## Requirement
In your copy, leave out the pictures; write out all the data exactly.

------------------------------------

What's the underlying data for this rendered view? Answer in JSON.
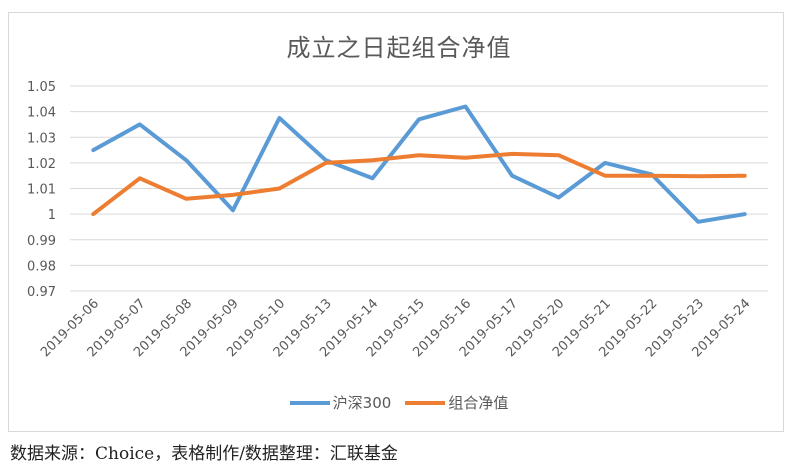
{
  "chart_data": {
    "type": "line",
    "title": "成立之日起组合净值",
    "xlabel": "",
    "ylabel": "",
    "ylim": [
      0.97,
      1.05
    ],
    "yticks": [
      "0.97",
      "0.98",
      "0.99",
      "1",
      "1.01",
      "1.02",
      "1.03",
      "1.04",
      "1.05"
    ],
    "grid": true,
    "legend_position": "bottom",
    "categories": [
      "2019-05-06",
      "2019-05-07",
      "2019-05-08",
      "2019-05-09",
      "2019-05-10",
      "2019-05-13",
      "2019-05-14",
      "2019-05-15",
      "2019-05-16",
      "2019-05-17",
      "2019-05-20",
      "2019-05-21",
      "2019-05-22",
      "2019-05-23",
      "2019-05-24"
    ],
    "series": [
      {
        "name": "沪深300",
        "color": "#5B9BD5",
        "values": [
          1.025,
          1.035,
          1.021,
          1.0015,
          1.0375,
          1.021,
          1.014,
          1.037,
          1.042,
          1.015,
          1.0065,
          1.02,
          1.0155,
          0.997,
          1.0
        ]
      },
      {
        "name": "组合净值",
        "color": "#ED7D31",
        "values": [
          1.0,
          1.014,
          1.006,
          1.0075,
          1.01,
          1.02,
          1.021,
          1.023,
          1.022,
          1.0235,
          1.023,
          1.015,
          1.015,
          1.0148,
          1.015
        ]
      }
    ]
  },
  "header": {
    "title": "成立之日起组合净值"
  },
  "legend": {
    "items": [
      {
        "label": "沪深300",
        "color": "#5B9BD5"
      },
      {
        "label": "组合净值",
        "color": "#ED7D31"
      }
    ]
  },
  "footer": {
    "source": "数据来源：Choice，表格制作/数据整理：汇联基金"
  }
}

------------------------------------

## Correct response
What's the underlying data for this rendered view? Answer in JSON.
{
  "chart_data": {
    "type": "line",
    "title": "成立之日起组合净值",
    "xlabel": "",
    "ylabel": "",
    "ylim": [
      0.97,
      1.05
    ],
    "yticks": [
      "0.97",
      "0.98",
      "0.99",
      "1",
      "1.01",
      "1.02",
      "1.03",
      "1.04",
      "1.05"
    ],
    "grid": true,
    "legend_position": "bottom",
    "categories": [
      "2019-05-06",
      "2019-05-07",
      "2019-05-08",
      "2019-05-09",
      "2019-05-10",
      "2019-05-13",
      "2019-05-14",
      "2019-05-15",
      "2019-05-16",
      "2019-05-17",
      "2019-05-20",
      "2019-05-21",
      "2019-05-22",
      "2019-05-23",
      "2019-05-24"
    ],
    "series": [
      {
        "name": "沪深300",
        "color": "#5B9BD5",
        "values": [
          1.025,
          1.035,
          1.021,
          1.0015,
          1.0375,
          1.021,
          1.014,
          1.037,
          1.042,
          1.015,
          1.0065,
          1.02,
          1.0155,
          0.997,
          1.0
        ]
      },
      {
        "name": "组合净值",
        "color": "#ED7D31",
        "values": [
          1.0,
          1.014,
          1.006,
          1.0075,
          1.01,
          1.02,
          1.021,
          1.023,
          1.022,
          1.0235,
          1.023,
          1.015,
          1.015,
          1.0148,
          1.015
        ]
      }
    ]
  },
  "header": {
    "title": "成立之日起组合净值"
  },
  "legend": {
    "items": [
      {
        "label": "沪深300",
        "color": "#5B9BD5"
      },
      {
        "label": "组合净值",
        "color": "#ED7D31"
      }
    ]
  },
  "footer": {
    "source": "数据来源：Choice，表格制作/数据整理：汇联基金"
  }
}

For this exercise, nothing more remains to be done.